■ REQUIRED TASK: Reproduce every entry below precisely; do not include the pictures.
### EXERCISE DATA
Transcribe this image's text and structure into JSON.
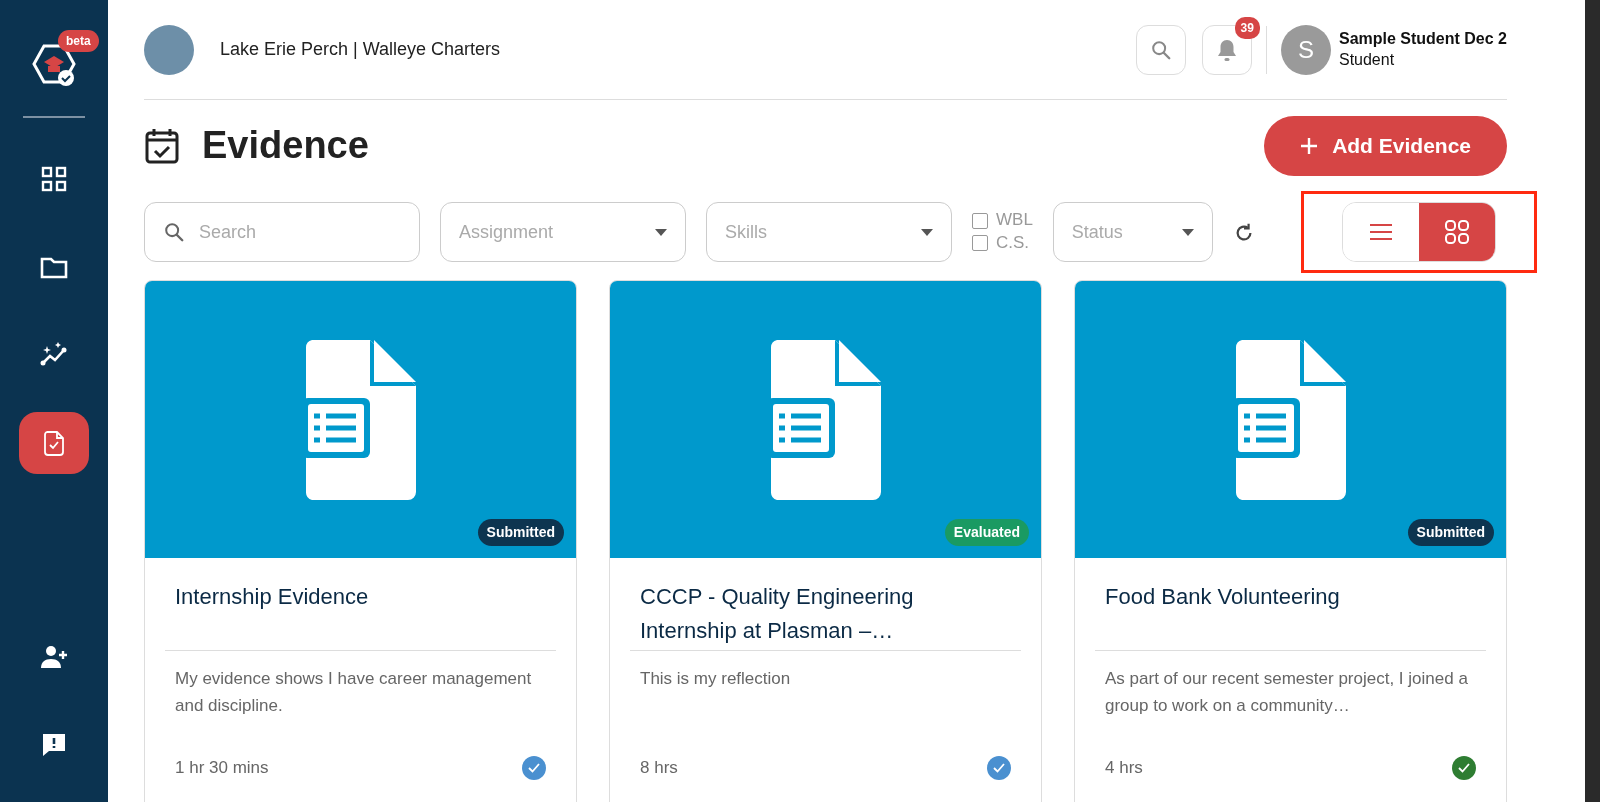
{
  "sidebar": {
    "logo_badge": "beta",
    "items": [
      {
        "kind": "dashboard",
        "selected": false
      },
      {
        "kind": "folder",
        "selected": false
      },
      {
        "kind": "analytics",
        "selected": false
      },
      {
        "kind": "evidence",
        "selected": true
      }
    ],
    "bottom_items": [
      {
        "kind": "add-person"
      },
      {
        "kind": "feedback"
      }
    ]
  },
  "header": {
    "org_name": "Lake Erie Perch | Walleye Charters",
    "notification_count": "39",
    "user": {
      "initial": "S",
      "name": "Sample Student Dec 2",
      "role": "Student"
    }
  },
  "page": {
    "title": "Evidence",
    "add_button": "Add Evidence"
  },
  "filters": {
    "search": {
      "placeholder": "Search"
    },
    "assignment": {
      "placeholder": "Assignment"
    },
    "skills": {
      "placeholder": "Skills"
    },
    "checkboxes": [
      {
        "label": "WBL",
        "checked": false
      },
      {
        "label": "C.S.",
        "checked": false
      }
    ],
    "status": {
      "placeholder": "Status"
    }
  },
  "view_toggle": {
    "highlighted": true,
    "options": [
      {
        "kind": "list",
        "selected": false
      },
      {
        "kind": "grid",
        "selected": true
      }
    ]
  },
  "cards": [
    {
      "kind": "submitted",
      "status": "Submitted",
      "title": "Internship Evidence",
      "description": "My evidence shows I have career management and discipline.",
      "duration": "1 hr 30 mins",
      "color": "#4a90d0"
    },
    {
      "kind": "evaluated",
      "status": "Evaluated",
      "title": "CCCP - Quality Engineering Internship at Plasman –…",
      "description": "This is my reflection",
      "duration": "8 hrs",
      "color": "#4a90d0"
    },
    {
      "kind": "submitted",
      "status": "Submitted",
      "title": "Food Bank Volunteering",
      "description": "As part of our recent semester project, I joined a group to work on a community…",
      "duration": "4 hrs",
      "color": "#2e7d32"
    }
  ]
}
######
■ OUTPUT FOR THIS EXERCISE:
Transcribe this image's text and structure into JSON.
{
  "sidebar": {
    "logo_badge": "beta",
    "items": [
      {
        "kind": "dashboard",
        "selected": false
      },
      {
        "kind": "folder",
        "selected": false
      },
      {
        "kind": "analytics",
        "selected": false
      },
      {
        "kind": "evidence",
        "selected": true
      }
    ],
    "bottom_items": [
      {
        "kind": "add-person"
      },
      {
        "kind": "feedback"
      }
    ]
  },
  "header": {
    "org_name": "Lake Erie Perch | Walleye Charters",
    "notification_count": "39",
    "user": {
      "initial": "S",
      "name": "Sample Student Dec 2",
      "role": "Student"
    }
  },
  "page": {
    "title": "Evidence",
    "add_button": "Add Evidence"
  },
  "filters": {
    "search": {
      "placeholder": "Search"
    },
    "assignment": {
      "placeholder": "Assignment"
    },
    "skills": {
      "placeholder": "Skills"
    },
    "checkboxes": [
      {
        "label": "WBL",
        "checked": false
      },
      {
        "label": "C.S.",
        "checked": false
      }
    ],
    "status": {
      "placeholder": "Status"
    }
  },
  "view_toggle": {
    "highlighted": true,
    "options": [
      {
        "kind": "list",
        "selected": false
      },
      {
        "kind": "grid",
        "selected": true
      }
    ]
  },
  "cards": [
    {
      "kind": "submitted",
      "status": "Submitted",
      "title": "Internship Evidence",
      "description": "My evidence shows I have career management and discipline.",
      "duration": "1 hr 30 mins",
      "color": "#4a90d0"
    },
    {
      "kind": "evaluated",
      "status": "Evaluated",
      "title": "CCCP - Quality Engineering Internship at Plasman –…",
      "description": "This is my reflection",
      "duration": "8 hrs",
      "color": "#4a90d0"
    },
    {
      "kind": "submitted",
      "status": "Submitted",
      "title": "Food Bank Volunteering",
      "description": "As part of our recent semester project, I joined a group to work on a community…",
      "duration": "4 hrs",
      "color": "#2e7d32"
    }
  ]
}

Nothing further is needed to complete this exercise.